__Problem requirements__
Please transcribe the records precisely; pictures stay out of your copy.

══ Working data

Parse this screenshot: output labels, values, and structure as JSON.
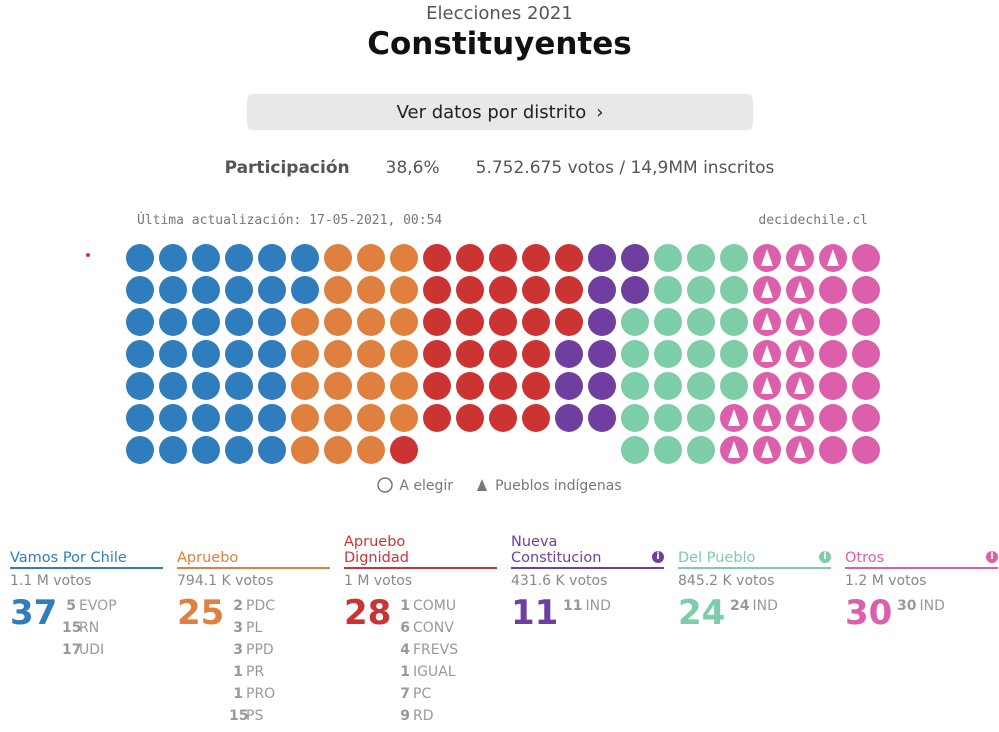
{
  "header": {
    "subtitle": "Elecciones 2021",
    "title": "Constituyentes"
  },
  "button": "Ver datos por distrito",
  "participation": {
    "label": "Participación",
    "percent": "38,6%",
    "votes": "5.752.675 votos / 14,9MM inscritos"
  },
  "updated": "Última actualización: 17-05-2021, 00:54",
  "source": "decidechile.cl",
  "seat_chart": {
    "rows": 7,
    "column_heights": [
      7,
      7,
      7,
      7,
      7,
      7,
      7,
      7,
      7,
      6,
      6,
      6,
      6,
      6,
      6,
      7,
      7,
      7,
      7,
      7,
      7,
      7,
      7
    ],
    "indigenous_seats": 17
  },
  "legend": {
    "elect": "A elegir",
    "indigenous": "Pueblos indígenas"
  },
  "parties": [
    {
      "name": "Vamos Por Chile",
      "color": "#2f7dbd",
      "votes": "1.1 M votos",
      "seats": 37,
      "info": false,
      "lists": [
        {
          "seats": 5,
          "name": "EVOP"
        },
        {
          "seats": 15,
          "name": "RN"
        },
        {
          "seats": 17,
          "name": "UDI"
        }
      ]
    },
    {
      "name": "Apruebo",
      "color": "#e0803f",
      "votes": "794.1 K votos",
      "seats": 25,
      "info": false,
      "lists": [
        {
          "seats": 2,
          "name": "PDC"
        },
        {
          "seats": 3,
          "name": "PL"
        },
        {
          "seats": 3,
          "name": "PPD"
        },
        {
          "seats": 1,
          "name": "PR"
        },
        {
          "seats": 1,
          "name": "PRO"
        },
        {
          "seats": 15,
          "name": "PS"
        }
      ]
    },
    {
      "name": "Apruebo Dignidad",
      "color": "#cc3434",
      "votes": "1 M votos",
      "seats": 28,
      "info": false,
      "lists": [
        {
          "seats": 1,
          "name": "COMU"
        },
        {
          "seats": 6,
          "name": "CONV"
        },
        {
          "seats": 4,
          "name": "FREVS"
        },
        {
          "seats": 1,
          "name": "IGUAL"
        },
        {
          "seats": 7,
          "name": "PC"
        },
        {
          "seats": 9,
          "name": "RD"
        }
      ]
    },
    {
      "name": "Nueva Constitucion",
      "color": "#6e3f9f",
      "votes": "431.6 K votos",
      "seats": 11,
      "info": true,
      "lists": [
        {
          "seats": 11,
          "name": "IND"
        }
      ]
    },
    {
      "name": "Del Pueblo",
      "color": "#7dcda9",
      "votes": "845.2 K votos",
      "seats": 24,
      "info": true,
      "lists": [
        {
          "seats": 24,
          "name": "IND"
        }
      ]
    },
    {
      "name": "Otros",
      "color": "#dc5fab",
      "votes": "1.2 M votos",
      "seats": 30,
      "info": true,
      "lists": [
        {
          "seats": 30,
          "name": "IND"
        }
      ]
    }
  ]
}
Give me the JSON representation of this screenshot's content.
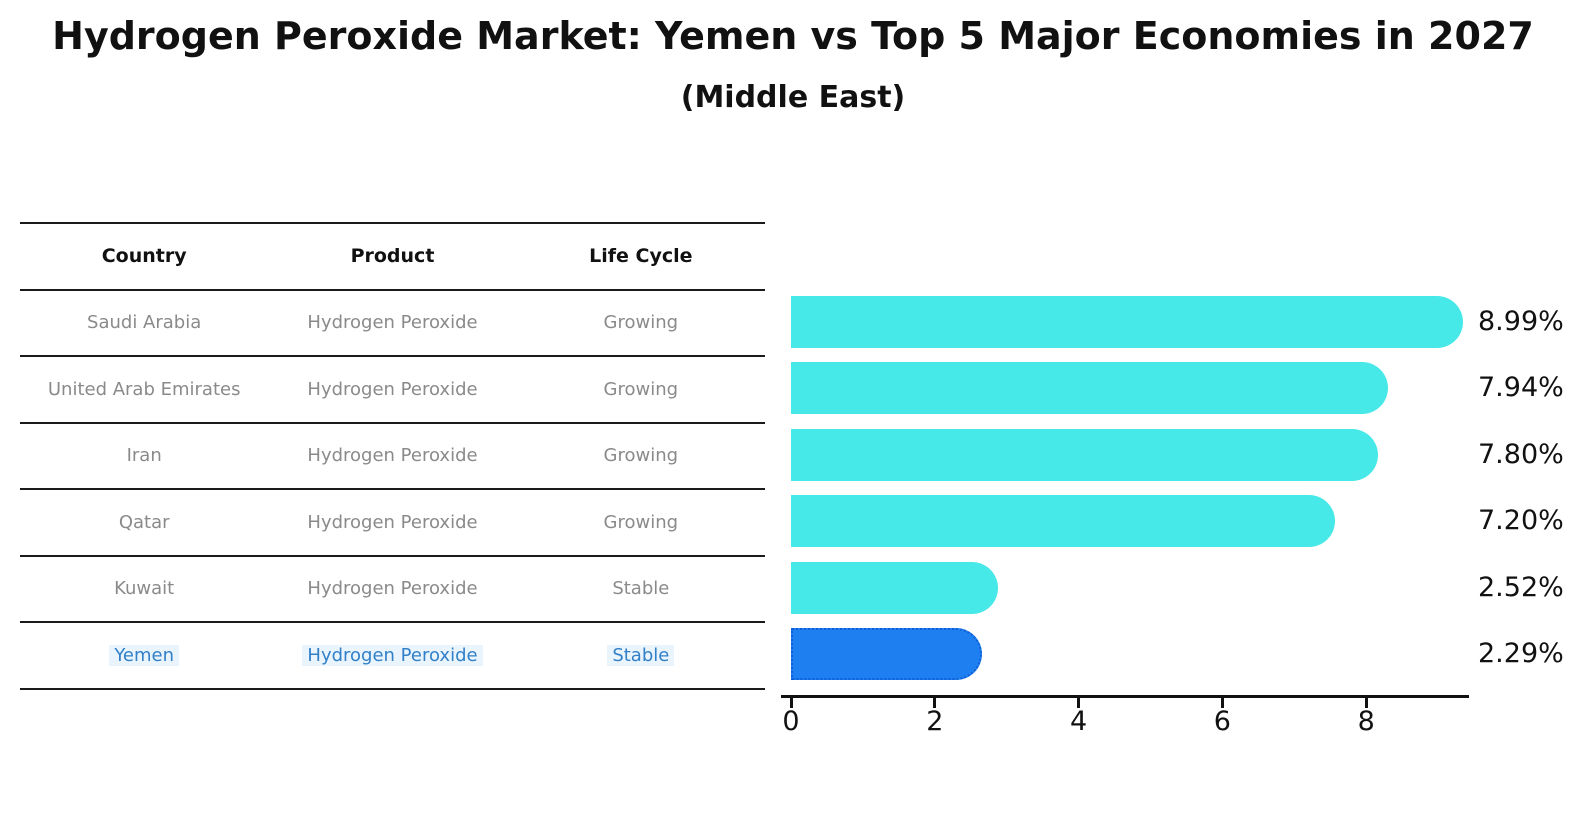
{
  "header": {
    "title": "Hydrogen Peroxide Market: Yemen vs Top 5 Major Economies in 2027",
    "subtitle": "(Middle East)"
  },
  "table": {
    "columns": [
      "Country",
      "Product",
      "Life Cycle"
    ],
    "rows": [
      {
        "country": "Saudi Arabia",
        "product": "Hydrogen Peroxide",
        "life_cycle": "Growing",
        "highlight": false
      },
      {
        "country": "United Arab Emirates",
        "product": "Hydrogen Peroxide",
        "life_cycle": "Growing",
        "highlight": false
      },
      {
        "country": "Iran",
        "product": "Hydrogen Peroxide",
        "life_cycle": "Growing",
        "highlight": false
      },
      {
        "country": "Qatar",
        "product": "Hydrogen Peroxide",
        "life_cycle": "Growing",
        "highlight": false
      },
      {
        "country": "Kuwait",
        "product": "Hydrogen Peroxide",
        "life_cycle": "Stable",
        "highlight": false
      },
      {
        "country": "Yemen",
        "product": "Hydrogen Peroxide",
        "life_cycle": "Stable",
        "highlight": true
      }
    ]
  },
  "chart_data": {
    "type": "bar",
    "orientation": "horizontal",
    "title": "Hydrogen Peroxide Market: Yemen vs Top 5 Major Economies in 2027 (Middle East)",
    "categories": [
      "Saudi Arabia",
      "United Arab Emirates",
      "Iran",
      "Qatar",
      "Kuwait",
      "Yemen"
    ],
    "values": [
      8.99,
      7.94,
      7.8,
      7.2,
      2.52,
      2.29
    ],
    "value_labels": [
      "8.99%",
      "7.94%",
      "7.80%",
      "7.20%",
      "2.52%",
      "2.29%"
    ],
    "x_ticks": [
      0,
      2,
      4,
      6,
      8
    ],
    "xlim": [
      0,
      9.4
    ],
    "grid": false,
    "legend": false,
    "colors": {
      "bar_default": "#47e8e8",
      "bar_highlight": "#1e80f0",
      "bar_highlight_border": "#0e5fd8",
      "highlight_text": "#3180c8",
      "axis": "#111111",
      "table_line": "#1a1a1a",
      "row_text": "#8a8a8a",
      "header_text": "#111111"
    }
  }
}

════

__Solution for this problem__
Parse this screenshot: output labels, values, and structure as JSON.
{
  "header": {
    "subtitle": "Elecciones 2021",
    "title": "Constituyentes"
  },
  "button": "Ver datos por distrito",
  "participation": {
    "label": "Participación",
    "percent": "38,6%",
    "votes": "5.752.675 votos / 14,9MM inscritos"
  },
  "updated": "Última actualización: 17-05-2021, 00:54",
  "source": "decidechile.cl",
  "seat_chart": {
    "rows": 7,
    "column_heights": [
      7,
      7,
      7,
      7,
      7,
      7,
      7,
      7,
      7,
      6,
      6,
      6,
      6,
      6,
      6,
      7,
      7,
      7,
      7,
      7,
      7,
      7,
      7
    ],
    "indigenous_seats": 17
  },
  "legend": {
    "elect": "A elegir",
    "indigenous": "Pueblos indígenas"
  },
  "parties": [
    {
      "name": "Vamos Por Chile",
      "color": "#2f7dbd",
      "votes": "1.1 M votos",
      "seats": 37,
      "info": false,
      "lists": [
        {
          "seats": 5,
          "name": "EVOP"
        },
        {
          "seats": 15,
          "name": "RN"
        },
        {
          "seats": 17,
          "name": "UDI"
        }
      ]
    },
    {
      "name": "Apruebo",
      "color": "#e0803f",
      "votes": "794.1 K votos",
      "seats": 25,
      "info": false,
      "lists": [
        {
          "seats": 2,
          "name": "PDC"
        },
        {
          "seats": 3,
          "name": "PL"
        },
        {
          "seats": 3,
          "name": "PPD"
        },
        {
          "seats": 1,
          "name": "PR"
        },
        {
          "seats": 1,
          "name": "PRO"
        },
        {
          "seats": 15,
          "name": "PS"
        }
      ]
    },
    {
      "name": "Apruebo Dignidad",
      "color": "#cc3434",
      "votes": "1 M votos",
      "seats": 28,
      "info": false,
      "lists": [
        {
          "seats": 1,
          "name": "COMU"
        },
        {
          "seats": 6,
          "name": "CONV"
        },
        {
          "seats": 4,
          "name": "FREVS"
        },
        {
          "seats": 1,
          "name": "IGUAL"
        },
        {
          "seats": 7,
          "name": "PC"
        },
        {
          "seats": 9,
          "name": "RD"
        }
      ]
    },
    {
      "name": "Nueva Constitucion",
      "color": "#6e3f9f",
      "votes": "431.6 K votos",
      "seats": 11,
      "info": true,
      "lists": [
        {
          "seats": 11,
          "name": "IND"
        }
      ]
    },
    {
      "name": "Del Pueblo",
      "color": "#7dcda9",
      "votes": "845.2 K votos",
      "seats": 24,
      "info": true,
      "lists": [
        {
          "seats": 24,
          "name": "IND"
        }
      ]
    },
    {
      "name": "Otros",
      "color": "#dc5fab",
      "votes": "1.2 M votos",
      "seats": 30,
      "info": true,
      "lists": [
        {
          "seats": 30,
          "name": "IND"
        }
      ]
    }
  ]
}
Give me the JSON representation of this screenshot's content.
{
  "header": {
    "title": "Hydrogen Peroxide Market: Yemen vs Top 5 Major Economies in 2027",
    "subtitle": "(Middle East)"
  },
  "table": {
    "columns": [
      "Country",
      "Product",
      "Life Cycle"
    ],
    "rows": [
      {
        "country": "Saudi Arabia",
        "product": "Hydrogen Peroxide",
        "life_cycle": "Growing",
        "highlight": false
      },
      {
        "country": "United Arab Emirates",
        "product": "Hydrogen Peroxide",
        "life_cycle": "Growing",
        "highlight": false
      },
      {
        "country": "Iran",
        "product": "Hydrogen Peroxide",
        "life_cycle": "Growing",
        "highlight": false
      },
      {
        "country": "Qatar",
        "product": "Hydrogen Peroxide",
        "life_cycle": "Growing",
        "highlight": false
      },
      {
        "country": "Kuwait",
        "product": "Hydrogen Peroxide",
        "life_cycle": "Stable",
        "highlight": false
      },
      {
        "country": "Yemen",
        "product": "Hydrogen Peroxide",
        "life_cycle": "Stable",
        "highlight": true
      }
    ]
  },
  "chart_data": {
    "type": "bar",
    "orientation": "horizontal",
    "title": "Hydrogen Peroxide Market: Yemen vs Top 5 Major Economies in 2027 (Middle East)",
    "categories": [
      "Saudi Arabia",
      "United Arab Emirates",
      "Iran",
      "Qatar",
      "Kuwait",
      "Yemen"
    ],
    "values": [
      8.99,
      7.94,
      7.8,
      7.2,
      2.52,
      2.29
    ],
    "value_labels": [
      "8.99%",
      "7.94%",
      "7.80%",
      "7.20%",
      "2.52%",
      "2.29%"
    ],
    "x_ticks": [
      0,
      2,
      4,
      6,
      8
    ],
    "xlim": [
      0,
      9.4
    ],
    "grid": false,
    "legend": false,
    "colors": {
      "bar_default": "#47e8e8",
      "bar_highlight": "#1e80f0",
      "bar_highlight_border": "#0e5fd8",
      "highlight_text": "#3180c8",
      "axis": "#111111",
      "table_line": "#1a1a1a",
      "row_text": "#8a8a8a",
      "header_text": "#111111"
    }
  }
}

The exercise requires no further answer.